** start Data extract **

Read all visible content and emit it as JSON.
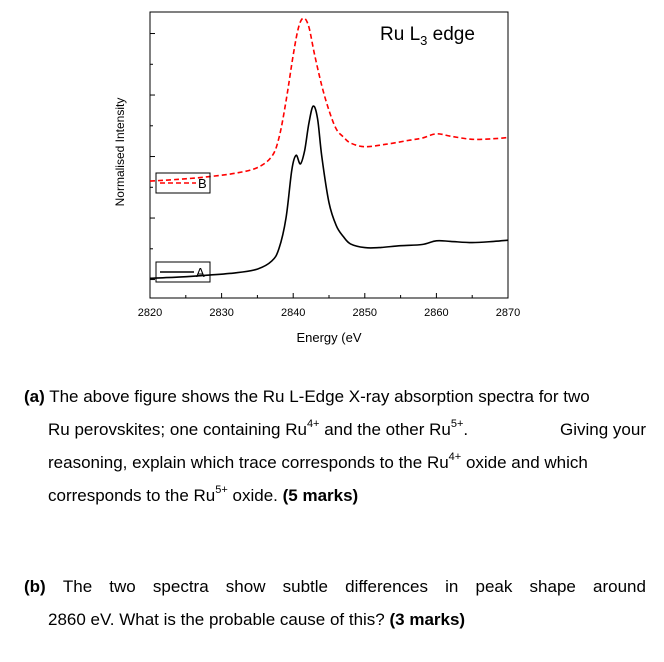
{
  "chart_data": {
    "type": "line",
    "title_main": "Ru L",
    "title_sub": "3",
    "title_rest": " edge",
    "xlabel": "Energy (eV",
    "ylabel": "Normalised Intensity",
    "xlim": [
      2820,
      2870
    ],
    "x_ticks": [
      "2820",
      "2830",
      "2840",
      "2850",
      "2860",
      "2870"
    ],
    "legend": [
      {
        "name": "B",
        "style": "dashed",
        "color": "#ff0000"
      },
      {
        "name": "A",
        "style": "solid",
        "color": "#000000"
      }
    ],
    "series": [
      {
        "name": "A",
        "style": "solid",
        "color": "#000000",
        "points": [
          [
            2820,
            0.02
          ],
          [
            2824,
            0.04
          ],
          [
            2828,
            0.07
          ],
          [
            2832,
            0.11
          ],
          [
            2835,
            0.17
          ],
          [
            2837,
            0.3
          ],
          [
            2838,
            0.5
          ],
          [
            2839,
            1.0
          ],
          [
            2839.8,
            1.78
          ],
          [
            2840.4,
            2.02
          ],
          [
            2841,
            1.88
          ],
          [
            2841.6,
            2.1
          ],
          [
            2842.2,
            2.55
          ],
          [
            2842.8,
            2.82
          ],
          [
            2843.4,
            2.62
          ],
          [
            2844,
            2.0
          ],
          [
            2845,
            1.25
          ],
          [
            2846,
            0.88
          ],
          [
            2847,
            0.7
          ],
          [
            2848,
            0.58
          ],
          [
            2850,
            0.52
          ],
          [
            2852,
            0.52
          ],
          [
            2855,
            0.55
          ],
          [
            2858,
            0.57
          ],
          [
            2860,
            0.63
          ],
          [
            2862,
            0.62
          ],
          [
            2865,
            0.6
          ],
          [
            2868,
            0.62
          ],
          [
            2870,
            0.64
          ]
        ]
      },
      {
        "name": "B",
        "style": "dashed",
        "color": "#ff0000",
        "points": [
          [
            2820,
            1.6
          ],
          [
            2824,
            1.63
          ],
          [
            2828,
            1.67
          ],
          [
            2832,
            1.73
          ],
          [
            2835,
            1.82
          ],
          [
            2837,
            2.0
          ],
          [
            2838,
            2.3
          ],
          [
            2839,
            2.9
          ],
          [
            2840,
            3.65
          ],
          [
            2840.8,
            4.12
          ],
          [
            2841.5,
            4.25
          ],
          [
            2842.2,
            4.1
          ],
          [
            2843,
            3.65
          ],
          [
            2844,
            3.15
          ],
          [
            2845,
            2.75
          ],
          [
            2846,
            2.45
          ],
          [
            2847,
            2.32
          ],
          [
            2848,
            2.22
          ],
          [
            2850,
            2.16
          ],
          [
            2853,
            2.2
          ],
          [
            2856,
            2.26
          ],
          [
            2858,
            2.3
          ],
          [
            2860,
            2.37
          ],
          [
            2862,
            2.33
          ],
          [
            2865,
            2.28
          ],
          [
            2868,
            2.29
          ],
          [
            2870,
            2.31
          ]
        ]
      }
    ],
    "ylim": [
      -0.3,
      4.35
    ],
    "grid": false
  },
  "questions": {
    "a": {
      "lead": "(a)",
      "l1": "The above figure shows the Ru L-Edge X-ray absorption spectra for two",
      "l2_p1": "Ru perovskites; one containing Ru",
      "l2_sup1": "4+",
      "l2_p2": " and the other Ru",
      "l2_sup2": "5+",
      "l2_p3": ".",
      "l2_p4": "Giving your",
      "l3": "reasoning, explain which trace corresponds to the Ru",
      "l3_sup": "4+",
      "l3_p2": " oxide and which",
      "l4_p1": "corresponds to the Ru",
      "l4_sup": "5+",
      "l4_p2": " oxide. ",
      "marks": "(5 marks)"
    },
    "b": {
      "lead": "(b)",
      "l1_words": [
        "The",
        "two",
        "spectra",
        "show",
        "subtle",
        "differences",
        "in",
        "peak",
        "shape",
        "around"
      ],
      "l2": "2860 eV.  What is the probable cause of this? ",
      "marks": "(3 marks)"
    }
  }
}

** end Data extract **

• [What you will do]: Repeat the material above verbatim, with no pictures in the output.

• [Written response]:
Read all visible content and emit it as JSON.
{
  "chart_data": {
    "type": "line",
    "title_main": "Ru L",
    "title_sub": "3",
    "title_rest": " edge",
    "xlabel": "Energy (eV",
    "ylabel": "Normalised Intensity",
    "xlim": [
      2820,
      2870
    ],
    "x_ticks": [
      "2820",
      "2830",
      "2840",
      "2850",
      "2860",
      "2870"
    ],
    "legend": [
      {
        "name": "B",
        "style": "dashed",
        "color": "#ff0000"
      },
      {
        "name": "A",
        "style": "solid",
        "color": "#000000"
      }
    ],
    "series": [
      {
        "name": "A",
        "style": "solid",
        "color": "#000000",
        "points": [
          [
            2820,
            0.02
          ],
          [
            2824,
            0.04
          ],
          [
            2828,
            0.07
          ],
          [
            2832,
            0.11
          ],
          [
            2835,
            0.17
          ],
          [
            2837,
            0.3
          ],
          [
            2838,
            0.5
          ],
          [
            2839,
            1.0
          ],
          [
            2839.8,
            1.78
          ],
          [
            2840.4,
            2.02
          ],
          [
            2841,
            1.88
          ],
          [
            2841.6,
            2.1
          ],
          [
            2842.2,
            2.55
          ],
          [
            2842.8,
            2.82
          ],
          [
            2843.4,
            2.62
          ],
          [
            2844,
            2.0
          ],
          [
            2845,
            1.25
          ],
          [
            2846,
            0.88
          ],
          [
            2847,
            0.7
          ],
          [
            2848,
            0.58
          ],
          [
            2850,
            0.52
          ],
          [
            2852,
            0.52
          ],
          [
            2855,
            0.55
          ],
          [
            2858,
            0.57
          ],
          [
            2860,
            0.63
          ],
          [
            2862,
            0.62
          ],
          [
            2865,
            0.6
          ],
          [
            2868,
            0.62
          ],
          [
            2870,
            0.64
          ]
        ]
      },
      {
        "name": "B",
        "style": "dashed",
        "color": "#ff0000",
        "points": [
          [
            2820,
            1.6
          ],
          [
            2824,
            1.63
          ],
          [
            2828,
            1.67
          ],
          [
            2832,
            1.73
          ],
          [
            2835,
            1.82
          ],
          [
            2837,
            2.0
          ],
          [
            2838,
            2.3
          ],
          [
            2839,
            2.9
          ],
          [
            2840,
            3.65
          ],
          [
            2840.8,
            4.12
          ],
          [
            2841.5,
            4.25
          ],
          [
            2842.2,
            4.1
          ],
          [
            2843,
            3.65
          ],
          [
            2844,
            3.15
          ],
          [
            2845,
            2.75
          ],
          [
            2846,
            2.45
          ],
          [
            2847,
            2.32
          ],
          [
            2848,
            2.22
          ],
          [
            2850,
            2.16
          ],
          [
            2853,
            2.2
          ],
          [
            2856,
            2.26
          ],
          [
            2858,
            2.3
          ],
          [
            2860,
            2.37
          ],
          [
            2862,
            2.33
          ],
          [
            2865,
            2.28
          ],
          [
            2868,
            2.29
          ],
          [
            2870,
            2.31
          ]
        ]
      }
    ],
    "ylim": [
      -0.3,
      4.35
    ],
    "grid": false
  },
  "questions": {
    "a": {
      "lead": "(a)",
      "l1": "The above figure shows the Ru L-Edge X-ray absorption spectra for two",
      "l2_p1": "Ru perovskites; one containing Ru",
      "l2_sup1": "4+",
      "l2_p2": " and the other Ru",
      "l2_sup2": "5+",
      "l2_p3": ".",
      "l2_p4": "Giving your",
      "l3": "reasoning, explain which trace corresponds to the Ru",
      "l3_sup": "4+",
      "l3_p2": " oxide and which",
      "l4_p1": "corresponds to the Ru",
      "l4_sup": "5+",
      "l4_p2": " oxide. ",
      "marks": "(5 marks)"
    },
    "b": {
      "lead": "(b)",
      "l1_words": [
        "The",
        "two",
        "spectra",
        "show",
        "subtle",
        "differences",
        "in",
        "peak",
        "shape",
        "around"
      ],
      "l2": "2860 eV.  What is the probable cause of this? ",
      "marks": "(3 marks)"
    }
  }
}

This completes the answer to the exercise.